## Exercise objective
Pick out every line with the word "Metoda" and copy it.

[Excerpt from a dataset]

>>>

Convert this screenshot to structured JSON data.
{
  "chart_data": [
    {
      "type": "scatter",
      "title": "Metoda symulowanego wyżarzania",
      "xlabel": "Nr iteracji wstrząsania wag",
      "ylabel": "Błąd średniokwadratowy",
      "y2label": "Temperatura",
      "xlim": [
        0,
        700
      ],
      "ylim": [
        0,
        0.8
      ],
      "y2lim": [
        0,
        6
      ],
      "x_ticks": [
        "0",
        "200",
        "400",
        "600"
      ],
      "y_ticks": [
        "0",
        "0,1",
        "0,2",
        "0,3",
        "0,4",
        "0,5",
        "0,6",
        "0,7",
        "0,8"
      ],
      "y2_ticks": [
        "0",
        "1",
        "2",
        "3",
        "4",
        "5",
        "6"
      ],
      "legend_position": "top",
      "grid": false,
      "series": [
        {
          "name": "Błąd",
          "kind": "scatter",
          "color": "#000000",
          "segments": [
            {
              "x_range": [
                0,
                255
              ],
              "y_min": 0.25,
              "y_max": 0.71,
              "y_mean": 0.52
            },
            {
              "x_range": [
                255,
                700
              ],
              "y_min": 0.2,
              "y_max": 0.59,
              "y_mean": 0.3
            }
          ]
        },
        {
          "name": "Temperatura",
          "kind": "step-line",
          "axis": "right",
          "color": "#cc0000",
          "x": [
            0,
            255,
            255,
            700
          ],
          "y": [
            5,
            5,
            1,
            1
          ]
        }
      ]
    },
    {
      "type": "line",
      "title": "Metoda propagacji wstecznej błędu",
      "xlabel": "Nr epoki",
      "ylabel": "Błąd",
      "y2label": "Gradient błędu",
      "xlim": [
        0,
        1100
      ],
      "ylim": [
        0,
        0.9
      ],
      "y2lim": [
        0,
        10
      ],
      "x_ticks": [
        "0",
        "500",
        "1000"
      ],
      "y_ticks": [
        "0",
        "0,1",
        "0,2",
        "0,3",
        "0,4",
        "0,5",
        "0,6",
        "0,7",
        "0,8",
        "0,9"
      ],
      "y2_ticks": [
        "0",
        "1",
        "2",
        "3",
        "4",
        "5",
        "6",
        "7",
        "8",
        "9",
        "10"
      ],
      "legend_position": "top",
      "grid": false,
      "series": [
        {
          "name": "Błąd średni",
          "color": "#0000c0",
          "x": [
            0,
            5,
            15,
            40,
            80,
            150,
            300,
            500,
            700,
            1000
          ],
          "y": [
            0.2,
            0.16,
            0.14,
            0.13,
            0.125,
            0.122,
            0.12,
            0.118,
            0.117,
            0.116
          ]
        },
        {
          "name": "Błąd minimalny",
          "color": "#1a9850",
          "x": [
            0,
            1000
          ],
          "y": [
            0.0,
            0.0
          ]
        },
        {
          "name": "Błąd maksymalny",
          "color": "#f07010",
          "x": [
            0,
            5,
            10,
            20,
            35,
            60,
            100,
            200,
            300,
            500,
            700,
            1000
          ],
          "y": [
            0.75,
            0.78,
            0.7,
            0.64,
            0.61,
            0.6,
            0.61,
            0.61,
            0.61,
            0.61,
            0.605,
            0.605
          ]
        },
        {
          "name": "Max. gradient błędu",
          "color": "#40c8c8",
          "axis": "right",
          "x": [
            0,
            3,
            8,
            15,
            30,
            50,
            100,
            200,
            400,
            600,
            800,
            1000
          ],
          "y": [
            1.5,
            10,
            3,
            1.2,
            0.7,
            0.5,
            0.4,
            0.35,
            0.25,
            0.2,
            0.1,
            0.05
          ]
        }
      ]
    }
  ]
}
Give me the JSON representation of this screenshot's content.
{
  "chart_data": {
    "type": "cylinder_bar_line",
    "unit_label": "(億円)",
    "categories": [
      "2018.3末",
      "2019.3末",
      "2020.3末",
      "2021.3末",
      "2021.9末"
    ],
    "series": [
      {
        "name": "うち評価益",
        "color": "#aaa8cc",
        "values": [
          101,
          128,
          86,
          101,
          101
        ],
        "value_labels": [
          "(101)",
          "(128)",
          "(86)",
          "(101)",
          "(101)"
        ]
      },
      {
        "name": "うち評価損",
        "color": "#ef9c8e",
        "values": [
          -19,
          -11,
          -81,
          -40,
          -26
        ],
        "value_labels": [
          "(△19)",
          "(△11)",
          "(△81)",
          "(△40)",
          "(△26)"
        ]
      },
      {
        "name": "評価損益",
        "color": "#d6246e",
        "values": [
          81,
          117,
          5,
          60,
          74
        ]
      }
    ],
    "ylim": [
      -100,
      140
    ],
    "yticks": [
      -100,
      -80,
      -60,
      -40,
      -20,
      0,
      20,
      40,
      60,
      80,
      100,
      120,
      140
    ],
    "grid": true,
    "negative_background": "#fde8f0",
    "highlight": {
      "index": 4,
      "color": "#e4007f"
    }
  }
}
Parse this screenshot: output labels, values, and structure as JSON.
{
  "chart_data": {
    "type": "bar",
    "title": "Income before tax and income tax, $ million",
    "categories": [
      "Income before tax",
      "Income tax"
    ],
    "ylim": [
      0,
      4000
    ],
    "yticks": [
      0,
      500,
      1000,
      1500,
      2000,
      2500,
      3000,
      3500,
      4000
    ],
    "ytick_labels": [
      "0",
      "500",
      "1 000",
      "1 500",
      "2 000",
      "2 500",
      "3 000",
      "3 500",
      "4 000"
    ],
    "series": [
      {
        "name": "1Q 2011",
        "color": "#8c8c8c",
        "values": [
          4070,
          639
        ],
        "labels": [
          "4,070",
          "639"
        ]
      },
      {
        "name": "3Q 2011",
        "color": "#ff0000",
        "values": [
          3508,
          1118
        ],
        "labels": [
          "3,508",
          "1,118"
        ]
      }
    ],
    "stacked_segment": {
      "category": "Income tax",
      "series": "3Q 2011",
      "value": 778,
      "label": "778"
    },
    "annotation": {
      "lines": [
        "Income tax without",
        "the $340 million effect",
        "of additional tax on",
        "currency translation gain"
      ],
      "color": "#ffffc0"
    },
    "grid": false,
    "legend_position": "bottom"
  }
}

<<<

## Result for this task
      "title": "Metoda symulowanego wyżarzania",
      "title": "Metoda propagacji wstecznej błędu",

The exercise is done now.